### Exercise brief
Give all of the lines again, with nothing added or dropped.

### Recorded information

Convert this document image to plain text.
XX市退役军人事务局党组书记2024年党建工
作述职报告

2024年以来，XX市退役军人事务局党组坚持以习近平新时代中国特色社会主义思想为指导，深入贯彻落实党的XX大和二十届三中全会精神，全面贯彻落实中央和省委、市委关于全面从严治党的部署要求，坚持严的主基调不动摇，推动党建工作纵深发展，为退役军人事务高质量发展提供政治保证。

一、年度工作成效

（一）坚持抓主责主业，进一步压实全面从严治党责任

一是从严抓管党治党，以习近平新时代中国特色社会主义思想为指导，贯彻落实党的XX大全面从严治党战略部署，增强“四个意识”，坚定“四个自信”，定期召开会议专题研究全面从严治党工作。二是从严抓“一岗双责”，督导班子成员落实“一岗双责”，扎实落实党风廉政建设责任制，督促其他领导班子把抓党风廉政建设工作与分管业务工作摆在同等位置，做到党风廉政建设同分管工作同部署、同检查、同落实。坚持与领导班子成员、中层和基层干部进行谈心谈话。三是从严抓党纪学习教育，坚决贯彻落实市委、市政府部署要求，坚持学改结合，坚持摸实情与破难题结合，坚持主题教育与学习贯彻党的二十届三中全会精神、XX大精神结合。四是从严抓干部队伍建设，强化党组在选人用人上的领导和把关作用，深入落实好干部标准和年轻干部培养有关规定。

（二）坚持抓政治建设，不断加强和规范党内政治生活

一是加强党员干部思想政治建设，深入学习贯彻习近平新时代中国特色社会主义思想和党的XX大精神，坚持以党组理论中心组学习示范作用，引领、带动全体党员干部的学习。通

### In response
Convert this document image to plain text.
XX市退役军人事务局党组书记2024年党建工
作述职报告

2024年以来，XX市退役军人事务局党组坚持以习近平新时代中国特色社会主义思想为指导，深入贯彻落实党的XX大和二十届三中全会精神，全面贯彻落实中央和省委、市委关于全面从严治党的部署要求，坚持严的主基调不动摇，推动党建工作纵深发展，为退役军人事务高质量发展提供政治保证。

一、年度工作成效

（一）坚持抓主责主业，进一步压实全面从严治党责任

一是从严抓管党治党，以习近平新时代中国特色社会主义思想为指导，贯彻落实党的XX大全面从严治党战略部署，增强“四个意识”，坚定“四个自信”，定期召开会议专题研究全面从严治党工作。二是从严抓“一岗双责”，督导班子成员落实“一岗双责”，扎实落实党风廉政建设责任制，督促其他领导班子把抓党风廉政建设工作与分管业务工作摆在同等位置，做到党风廉政建设同分管工作同部署、同检查、同落实。坚持与领导班子成员、中层和基层干部进行谈心谈话。三是从严抓党纪学习教育，坚决贯彻落实市委、市政府部署要求，坚持学改结合，坚持摸实情与破难题结合，坚持主题教育与学习贯彻党的二十届三中全会精神、XX大精神结合。四是从严抓干部队伍建设，强化党组在选人用人上的领导和把关作用，深入落实好干部标准和年轻干部培养有关规定。

（二）坚持抓政治建设，不断加强和规范党内政治生活

一是加强党员干部思想政治建设，深入学习贯彻习近平新时代中国特色社会主义思想和党的XX大精神，坚持以党组理论中心组学习示范作用，引领、带动全体党员干部的学习。通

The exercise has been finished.